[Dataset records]

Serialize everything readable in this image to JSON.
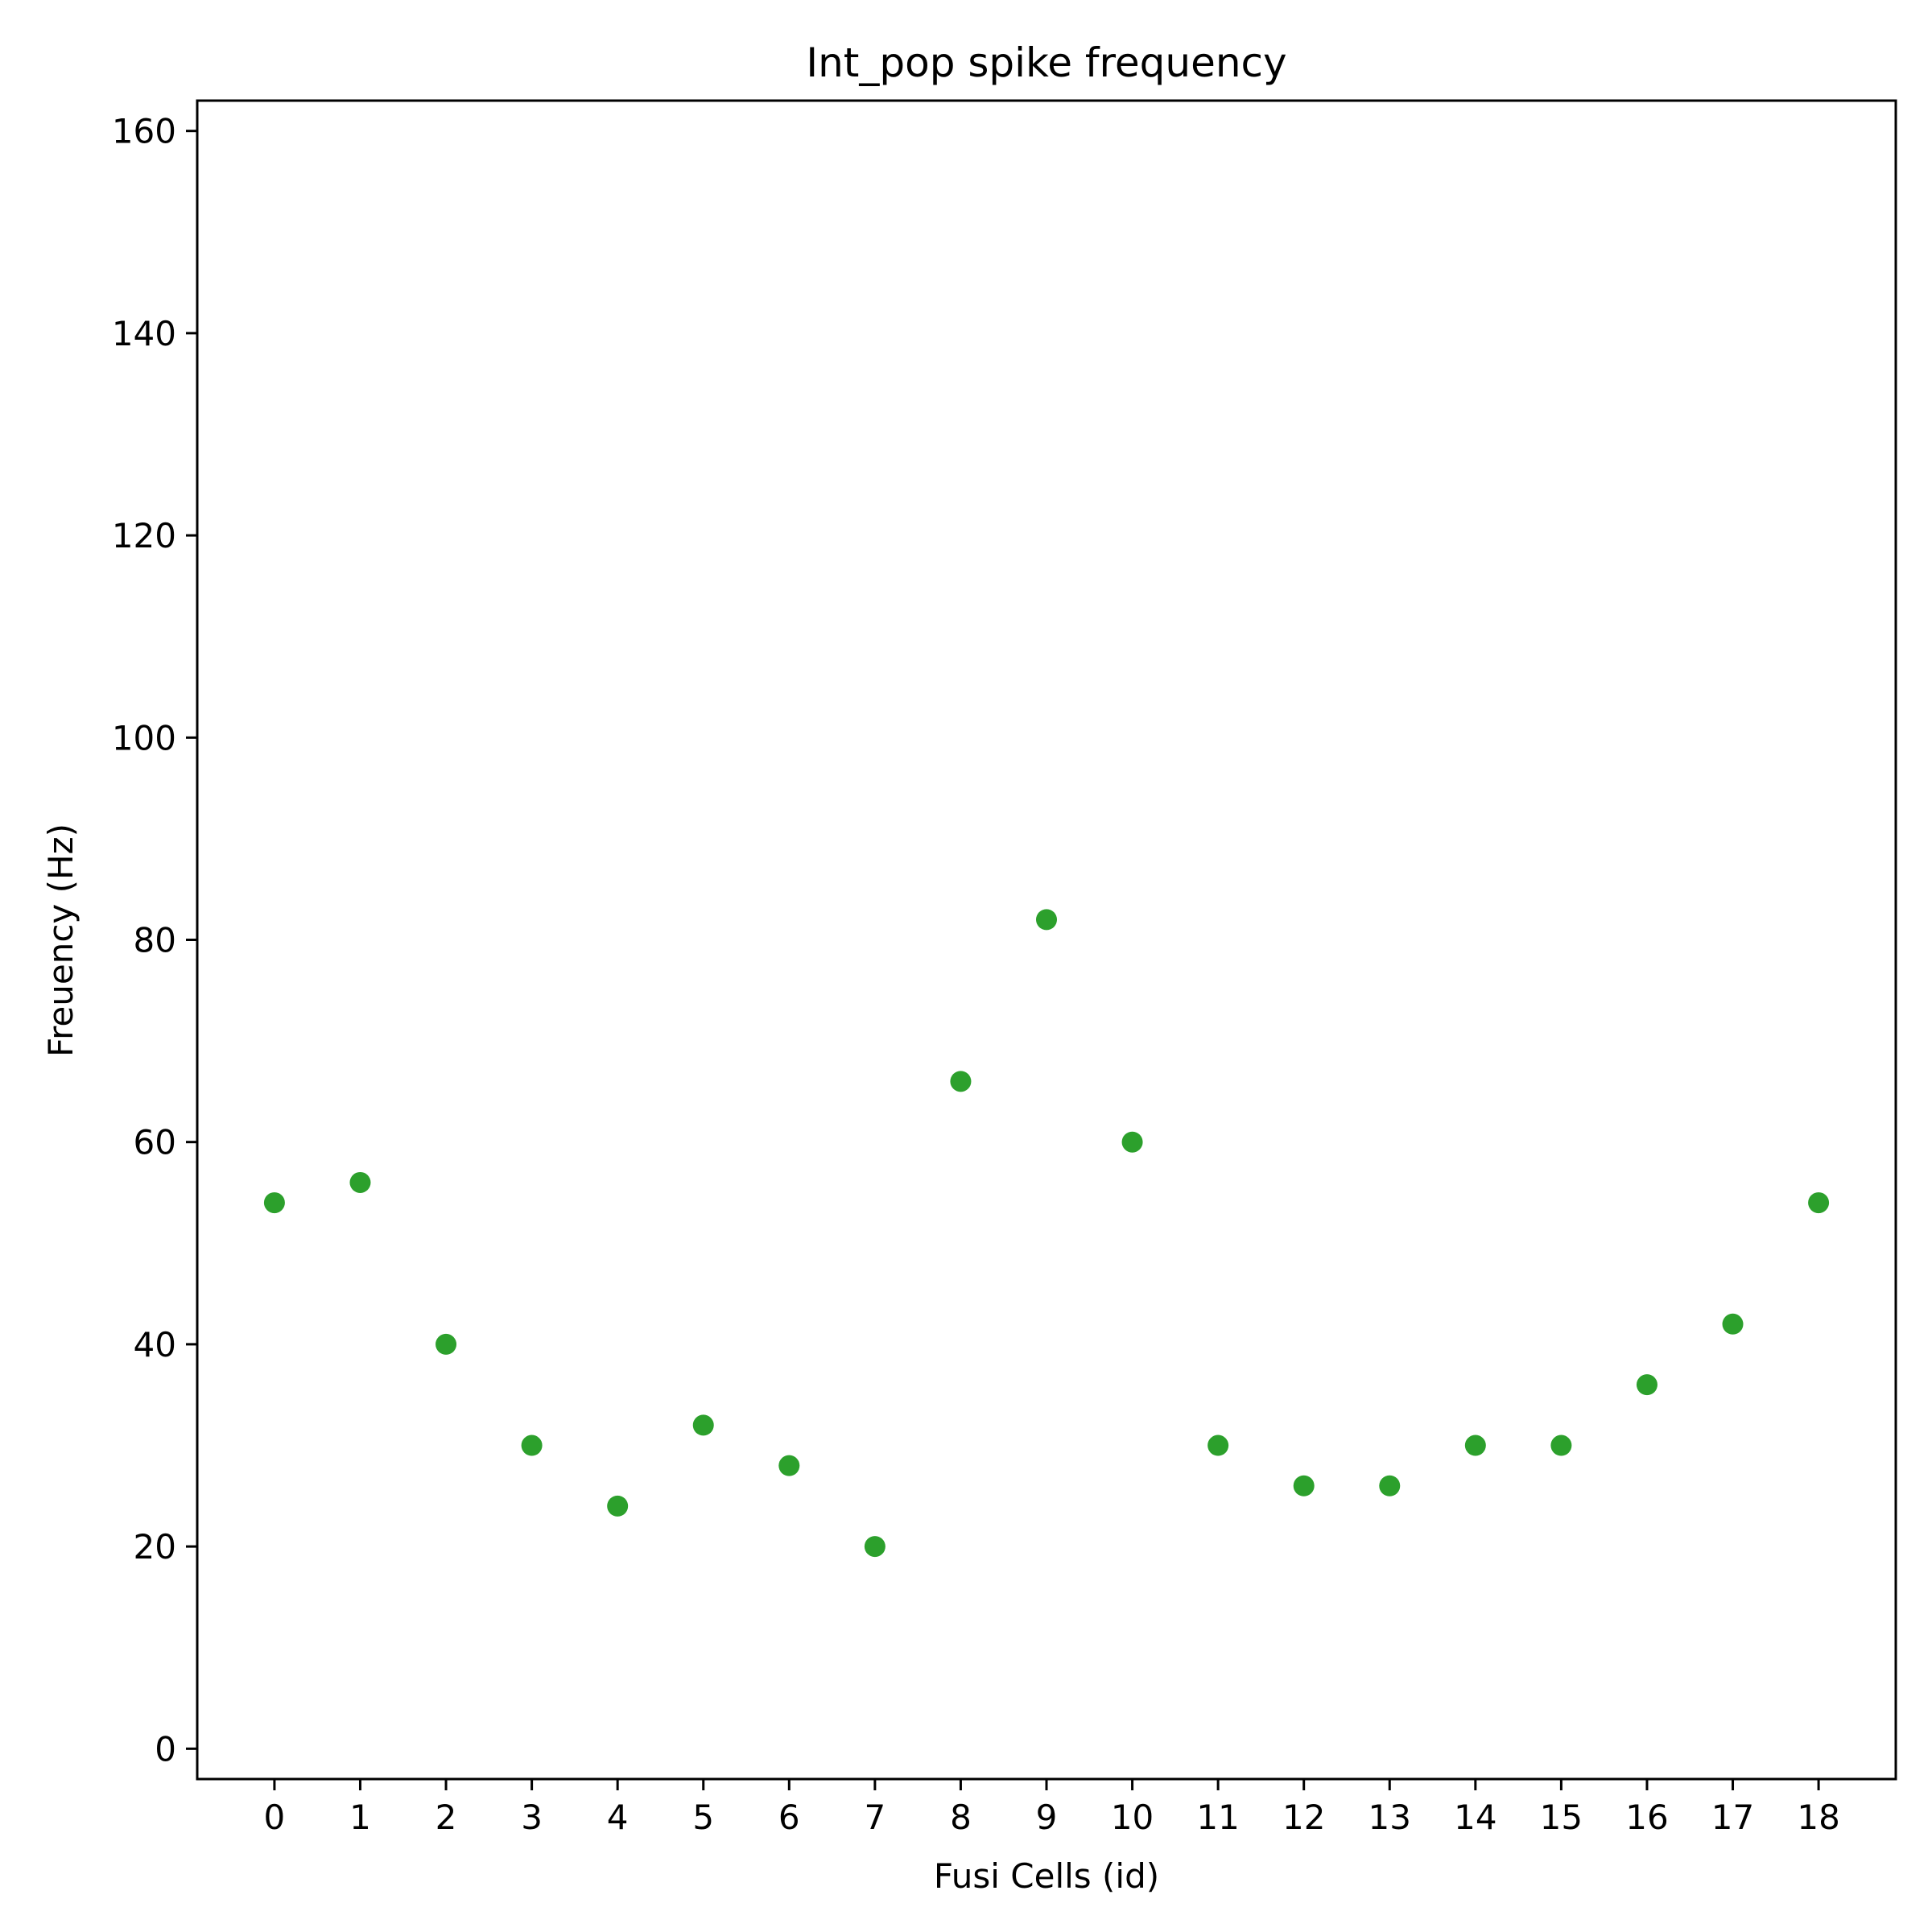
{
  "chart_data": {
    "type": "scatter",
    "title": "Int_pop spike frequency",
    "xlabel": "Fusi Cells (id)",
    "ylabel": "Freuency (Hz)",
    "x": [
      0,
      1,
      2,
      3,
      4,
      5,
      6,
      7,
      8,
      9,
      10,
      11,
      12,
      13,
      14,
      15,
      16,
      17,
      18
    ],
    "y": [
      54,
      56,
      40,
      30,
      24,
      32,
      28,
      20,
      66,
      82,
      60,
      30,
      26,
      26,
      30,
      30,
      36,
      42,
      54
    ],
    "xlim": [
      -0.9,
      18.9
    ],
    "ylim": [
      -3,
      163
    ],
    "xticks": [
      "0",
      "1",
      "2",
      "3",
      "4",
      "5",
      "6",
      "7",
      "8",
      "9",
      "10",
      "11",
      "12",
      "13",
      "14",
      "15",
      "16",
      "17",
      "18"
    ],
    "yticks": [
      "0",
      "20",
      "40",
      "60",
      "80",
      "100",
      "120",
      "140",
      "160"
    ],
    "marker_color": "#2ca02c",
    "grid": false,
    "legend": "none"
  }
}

DESCRIPTION OF THE TASK:
Except for the pictures, set down each line of the records exactly as it appears.

RESULT FOR THIS EXERCISE:
Serialize everything readable in this image to JSON.
{
  "chart_data": {
    "type": "scatter",
    "title": "Int_pop spike frequency",
    "xlabel": "Fusi Cells (id)",
    "ylabel": "Freuency (Hz)",
    "x": [
      0,
      1,
      2,
      3,
      4,
      5,
      6,
      7,
      8,
      9,
      10,
      11,
      12,
      13,
      14,
      15,
      16,
      17,
      18
    ],
    "y": [
      54,
      56,
      40,
      30,
      24,
      32,
      28,
      20,
      66,
      82,
      60,
      30,
      26,
      26,
      30,
      30,
      36,
      42,
      54
    ],
    "xlim": [
      -0.9,
      18.9
    ],
    "ylim": [
      -3,
      163
    ],
    "xticks": [
      "0",
      "1",
      "2",
      "3",
      "4",
      "5",
      "6",
      "7",
      "8",
      "9",
      "10",
      "11",
      "12",
      "13",
      "14",
      "15",
      "16",
      "17",
      "18"
    ],
    "yticks": [
      "0",
      "20",
      "40",
      "60",
      "80",
      "100",
      "120",
      "140",
      "160"
    ],
    "marker_color": "#2ca02c",
    "grid": false,
    "legend": "none"
  }
}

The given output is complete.